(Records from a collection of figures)

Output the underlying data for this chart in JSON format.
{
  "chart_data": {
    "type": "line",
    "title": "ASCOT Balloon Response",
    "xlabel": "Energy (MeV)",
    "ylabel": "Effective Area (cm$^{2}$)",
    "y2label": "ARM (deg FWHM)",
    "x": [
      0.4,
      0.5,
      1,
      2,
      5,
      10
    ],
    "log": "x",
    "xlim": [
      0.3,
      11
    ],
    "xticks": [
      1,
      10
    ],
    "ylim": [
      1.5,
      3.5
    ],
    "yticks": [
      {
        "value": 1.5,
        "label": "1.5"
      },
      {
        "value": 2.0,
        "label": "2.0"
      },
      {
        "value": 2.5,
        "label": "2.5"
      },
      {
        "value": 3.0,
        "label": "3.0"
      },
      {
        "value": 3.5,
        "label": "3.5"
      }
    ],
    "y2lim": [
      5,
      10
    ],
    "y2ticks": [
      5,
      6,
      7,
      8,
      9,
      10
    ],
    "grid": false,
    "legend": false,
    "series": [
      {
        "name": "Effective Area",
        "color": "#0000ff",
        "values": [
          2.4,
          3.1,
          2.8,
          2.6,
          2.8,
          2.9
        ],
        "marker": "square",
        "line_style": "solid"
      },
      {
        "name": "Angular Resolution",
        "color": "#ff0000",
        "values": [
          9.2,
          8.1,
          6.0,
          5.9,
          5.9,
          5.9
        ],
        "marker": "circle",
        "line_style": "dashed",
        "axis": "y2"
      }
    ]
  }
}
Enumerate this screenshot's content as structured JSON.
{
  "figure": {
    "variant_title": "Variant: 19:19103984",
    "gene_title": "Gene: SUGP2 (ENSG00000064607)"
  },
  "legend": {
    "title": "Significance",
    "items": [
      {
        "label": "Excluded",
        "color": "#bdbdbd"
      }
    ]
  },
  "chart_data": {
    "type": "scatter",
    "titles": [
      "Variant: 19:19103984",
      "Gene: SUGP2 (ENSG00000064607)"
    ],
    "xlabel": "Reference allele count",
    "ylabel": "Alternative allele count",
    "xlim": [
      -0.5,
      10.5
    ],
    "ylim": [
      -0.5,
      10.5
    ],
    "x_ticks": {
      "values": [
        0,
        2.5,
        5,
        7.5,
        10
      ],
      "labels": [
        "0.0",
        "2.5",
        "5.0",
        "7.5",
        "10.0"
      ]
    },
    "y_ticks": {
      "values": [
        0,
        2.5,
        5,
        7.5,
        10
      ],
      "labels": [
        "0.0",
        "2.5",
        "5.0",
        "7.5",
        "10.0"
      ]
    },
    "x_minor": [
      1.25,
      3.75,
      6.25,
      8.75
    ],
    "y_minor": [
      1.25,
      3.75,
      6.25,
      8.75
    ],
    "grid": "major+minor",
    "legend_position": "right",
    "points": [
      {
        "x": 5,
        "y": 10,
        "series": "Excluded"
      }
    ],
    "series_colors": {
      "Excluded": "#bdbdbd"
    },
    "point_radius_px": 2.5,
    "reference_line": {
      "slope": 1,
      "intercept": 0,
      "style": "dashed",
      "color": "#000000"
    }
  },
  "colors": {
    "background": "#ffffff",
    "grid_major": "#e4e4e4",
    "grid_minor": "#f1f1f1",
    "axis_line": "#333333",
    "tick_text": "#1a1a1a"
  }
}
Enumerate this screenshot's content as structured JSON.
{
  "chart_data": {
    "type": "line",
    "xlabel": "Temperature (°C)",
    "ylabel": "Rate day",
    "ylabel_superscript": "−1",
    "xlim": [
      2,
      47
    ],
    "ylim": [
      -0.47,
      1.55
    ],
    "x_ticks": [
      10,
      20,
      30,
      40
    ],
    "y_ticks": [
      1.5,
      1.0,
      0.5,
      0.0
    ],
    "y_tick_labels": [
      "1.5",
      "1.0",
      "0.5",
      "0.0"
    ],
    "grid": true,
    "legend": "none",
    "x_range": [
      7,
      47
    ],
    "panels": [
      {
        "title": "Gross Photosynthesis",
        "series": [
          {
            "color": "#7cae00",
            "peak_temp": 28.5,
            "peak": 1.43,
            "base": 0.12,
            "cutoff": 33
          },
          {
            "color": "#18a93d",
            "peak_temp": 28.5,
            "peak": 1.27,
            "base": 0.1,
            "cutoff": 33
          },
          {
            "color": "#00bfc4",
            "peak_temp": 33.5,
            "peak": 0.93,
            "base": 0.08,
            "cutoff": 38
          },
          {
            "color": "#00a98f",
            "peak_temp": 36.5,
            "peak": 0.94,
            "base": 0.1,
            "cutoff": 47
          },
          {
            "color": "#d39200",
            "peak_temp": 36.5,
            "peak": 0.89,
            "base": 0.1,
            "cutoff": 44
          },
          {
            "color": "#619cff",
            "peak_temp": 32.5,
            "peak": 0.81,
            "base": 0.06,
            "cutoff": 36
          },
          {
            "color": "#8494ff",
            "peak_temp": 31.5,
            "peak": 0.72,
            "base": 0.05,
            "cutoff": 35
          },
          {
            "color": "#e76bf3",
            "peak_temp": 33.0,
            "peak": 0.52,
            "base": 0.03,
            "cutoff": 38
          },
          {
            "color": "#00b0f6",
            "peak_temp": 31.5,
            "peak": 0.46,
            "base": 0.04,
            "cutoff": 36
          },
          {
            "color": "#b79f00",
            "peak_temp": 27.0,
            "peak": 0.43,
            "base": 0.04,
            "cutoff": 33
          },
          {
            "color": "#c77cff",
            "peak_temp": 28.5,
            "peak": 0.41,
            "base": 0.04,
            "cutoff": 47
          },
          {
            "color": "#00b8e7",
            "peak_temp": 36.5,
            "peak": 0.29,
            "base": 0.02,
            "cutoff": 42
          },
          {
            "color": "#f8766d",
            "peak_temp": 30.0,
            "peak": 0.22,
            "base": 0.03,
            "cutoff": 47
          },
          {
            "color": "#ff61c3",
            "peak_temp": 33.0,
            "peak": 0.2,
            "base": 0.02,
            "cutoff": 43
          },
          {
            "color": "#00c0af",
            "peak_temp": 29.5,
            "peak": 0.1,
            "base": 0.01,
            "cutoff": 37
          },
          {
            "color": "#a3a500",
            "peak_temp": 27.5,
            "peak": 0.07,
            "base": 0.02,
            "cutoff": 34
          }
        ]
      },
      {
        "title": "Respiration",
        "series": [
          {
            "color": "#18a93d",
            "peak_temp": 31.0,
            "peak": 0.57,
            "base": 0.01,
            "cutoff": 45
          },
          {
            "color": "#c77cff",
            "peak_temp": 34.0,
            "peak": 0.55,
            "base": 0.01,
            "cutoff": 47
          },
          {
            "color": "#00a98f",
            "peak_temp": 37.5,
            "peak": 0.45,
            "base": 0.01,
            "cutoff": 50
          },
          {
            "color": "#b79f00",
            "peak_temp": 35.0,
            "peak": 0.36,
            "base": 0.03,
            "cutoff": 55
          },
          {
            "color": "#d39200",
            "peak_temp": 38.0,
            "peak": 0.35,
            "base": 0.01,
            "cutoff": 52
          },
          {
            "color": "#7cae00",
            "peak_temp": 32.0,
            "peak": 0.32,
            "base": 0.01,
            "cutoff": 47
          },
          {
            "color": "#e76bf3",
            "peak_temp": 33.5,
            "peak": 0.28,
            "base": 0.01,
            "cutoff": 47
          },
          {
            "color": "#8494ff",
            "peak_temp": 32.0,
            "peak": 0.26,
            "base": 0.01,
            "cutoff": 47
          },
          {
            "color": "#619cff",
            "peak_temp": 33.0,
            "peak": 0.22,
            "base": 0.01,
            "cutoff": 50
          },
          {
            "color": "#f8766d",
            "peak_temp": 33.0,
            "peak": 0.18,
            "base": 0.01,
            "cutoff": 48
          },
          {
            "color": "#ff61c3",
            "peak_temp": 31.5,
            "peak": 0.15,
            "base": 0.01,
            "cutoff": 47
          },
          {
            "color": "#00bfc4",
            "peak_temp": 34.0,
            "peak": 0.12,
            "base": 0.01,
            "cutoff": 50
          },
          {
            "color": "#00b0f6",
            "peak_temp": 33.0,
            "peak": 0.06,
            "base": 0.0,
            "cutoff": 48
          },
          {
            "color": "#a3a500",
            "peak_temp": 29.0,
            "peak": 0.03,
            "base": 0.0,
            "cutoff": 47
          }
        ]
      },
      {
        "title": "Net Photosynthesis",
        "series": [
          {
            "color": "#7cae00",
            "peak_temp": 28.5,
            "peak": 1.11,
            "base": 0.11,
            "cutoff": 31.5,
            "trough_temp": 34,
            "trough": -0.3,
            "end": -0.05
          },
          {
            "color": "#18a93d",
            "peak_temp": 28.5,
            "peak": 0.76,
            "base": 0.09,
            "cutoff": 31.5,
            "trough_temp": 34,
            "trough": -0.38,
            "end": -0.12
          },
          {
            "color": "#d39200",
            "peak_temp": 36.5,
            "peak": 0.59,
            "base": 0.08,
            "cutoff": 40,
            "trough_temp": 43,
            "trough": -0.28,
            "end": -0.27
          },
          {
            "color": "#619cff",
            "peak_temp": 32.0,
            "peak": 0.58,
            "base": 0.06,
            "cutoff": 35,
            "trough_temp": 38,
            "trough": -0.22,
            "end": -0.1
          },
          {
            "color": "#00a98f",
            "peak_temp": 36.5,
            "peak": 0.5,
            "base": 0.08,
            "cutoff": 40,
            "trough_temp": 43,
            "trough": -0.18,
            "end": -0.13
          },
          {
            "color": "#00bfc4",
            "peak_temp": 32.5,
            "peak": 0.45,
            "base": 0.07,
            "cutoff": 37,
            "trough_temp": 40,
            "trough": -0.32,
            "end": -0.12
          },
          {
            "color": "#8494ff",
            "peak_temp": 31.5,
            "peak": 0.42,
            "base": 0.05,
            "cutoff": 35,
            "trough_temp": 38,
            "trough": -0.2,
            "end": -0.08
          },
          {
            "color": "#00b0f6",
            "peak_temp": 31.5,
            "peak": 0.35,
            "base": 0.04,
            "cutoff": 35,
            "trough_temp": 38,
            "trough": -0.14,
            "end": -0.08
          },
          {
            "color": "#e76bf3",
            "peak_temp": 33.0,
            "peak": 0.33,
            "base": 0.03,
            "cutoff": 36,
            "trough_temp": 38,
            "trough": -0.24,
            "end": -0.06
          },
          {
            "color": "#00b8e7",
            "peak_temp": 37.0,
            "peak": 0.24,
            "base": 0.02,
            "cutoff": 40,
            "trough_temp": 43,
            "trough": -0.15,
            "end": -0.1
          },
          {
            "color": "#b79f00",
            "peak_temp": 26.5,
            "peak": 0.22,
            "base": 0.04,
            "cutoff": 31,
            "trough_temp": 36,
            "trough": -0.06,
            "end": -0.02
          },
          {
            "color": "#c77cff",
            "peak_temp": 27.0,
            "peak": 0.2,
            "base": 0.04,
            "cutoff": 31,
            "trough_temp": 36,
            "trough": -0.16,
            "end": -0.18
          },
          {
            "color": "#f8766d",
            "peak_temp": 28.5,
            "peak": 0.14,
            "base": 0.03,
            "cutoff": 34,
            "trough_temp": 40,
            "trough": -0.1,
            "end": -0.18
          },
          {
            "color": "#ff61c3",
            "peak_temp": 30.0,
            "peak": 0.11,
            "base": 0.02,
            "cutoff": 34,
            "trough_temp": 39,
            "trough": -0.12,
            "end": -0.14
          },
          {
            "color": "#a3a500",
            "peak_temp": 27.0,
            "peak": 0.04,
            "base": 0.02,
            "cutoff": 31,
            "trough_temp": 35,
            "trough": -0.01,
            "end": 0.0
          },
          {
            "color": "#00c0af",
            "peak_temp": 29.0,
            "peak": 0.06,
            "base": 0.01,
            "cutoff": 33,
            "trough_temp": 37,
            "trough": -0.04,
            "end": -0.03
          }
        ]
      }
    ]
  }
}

#### STATED EXERCISE:
Reply with one number only, the count of lines above that hold the string "Effective".

#### ANSWER FOR THIS EXERCISE:
2